(Recorded data)
-- begin --

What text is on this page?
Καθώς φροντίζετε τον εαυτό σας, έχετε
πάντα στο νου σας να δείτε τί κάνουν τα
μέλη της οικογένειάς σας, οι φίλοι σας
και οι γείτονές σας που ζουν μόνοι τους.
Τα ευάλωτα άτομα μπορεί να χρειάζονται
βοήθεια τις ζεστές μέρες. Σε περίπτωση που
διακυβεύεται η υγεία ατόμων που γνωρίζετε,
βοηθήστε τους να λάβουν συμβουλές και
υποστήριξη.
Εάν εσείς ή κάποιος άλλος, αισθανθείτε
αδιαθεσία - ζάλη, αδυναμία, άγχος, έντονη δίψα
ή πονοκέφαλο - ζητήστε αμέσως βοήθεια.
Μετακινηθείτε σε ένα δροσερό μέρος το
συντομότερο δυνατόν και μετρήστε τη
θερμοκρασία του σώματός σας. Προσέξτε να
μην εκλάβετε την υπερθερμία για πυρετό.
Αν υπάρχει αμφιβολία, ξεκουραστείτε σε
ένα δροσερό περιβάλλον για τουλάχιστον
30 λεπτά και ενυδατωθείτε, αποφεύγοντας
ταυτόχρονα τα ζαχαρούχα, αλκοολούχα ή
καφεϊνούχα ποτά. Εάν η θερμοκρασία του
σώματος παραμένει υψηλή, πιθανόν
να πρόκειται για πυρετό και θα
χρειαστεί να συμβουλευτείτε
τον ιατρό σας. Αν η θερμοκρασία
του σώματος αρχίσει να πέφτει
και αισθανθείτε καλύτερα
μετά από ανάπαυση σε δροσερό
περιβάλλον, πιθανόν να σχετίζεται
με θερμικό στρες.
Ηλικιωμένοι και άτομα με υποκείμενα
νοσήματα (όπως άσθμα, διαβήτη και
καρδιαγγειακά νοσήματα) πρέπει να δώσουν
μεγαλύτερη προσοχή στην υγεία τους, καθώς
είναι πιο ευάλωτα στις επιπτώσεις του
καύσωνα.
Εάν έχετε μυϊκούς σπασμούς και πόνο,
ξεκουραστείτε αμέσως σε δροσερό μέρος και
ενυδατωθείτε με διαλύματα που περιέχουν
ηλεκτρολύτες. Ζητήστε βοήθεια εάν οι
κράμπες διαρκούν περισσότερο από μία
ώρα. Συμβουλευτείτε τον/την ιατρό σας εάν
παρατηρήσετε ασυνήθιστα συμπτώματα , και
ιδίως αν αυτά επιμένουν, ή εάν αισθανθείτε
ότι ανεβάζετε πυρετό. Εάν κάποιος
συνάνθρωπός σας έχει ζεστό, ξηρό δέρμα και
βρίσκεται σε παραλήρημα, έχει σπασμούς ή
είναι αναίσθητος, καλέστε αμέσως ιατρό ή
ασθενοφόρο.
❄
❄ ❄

-- end --

Scan the listing above for the word "πυρετό" and copy every line that holds it.

Exercise result:
μην εκλάβετε την υπερθερμία για πυρετό.
να πρόκειται για πυρετό και θα
ότι ανεβάζετε πυρετό. Εάν κάποιος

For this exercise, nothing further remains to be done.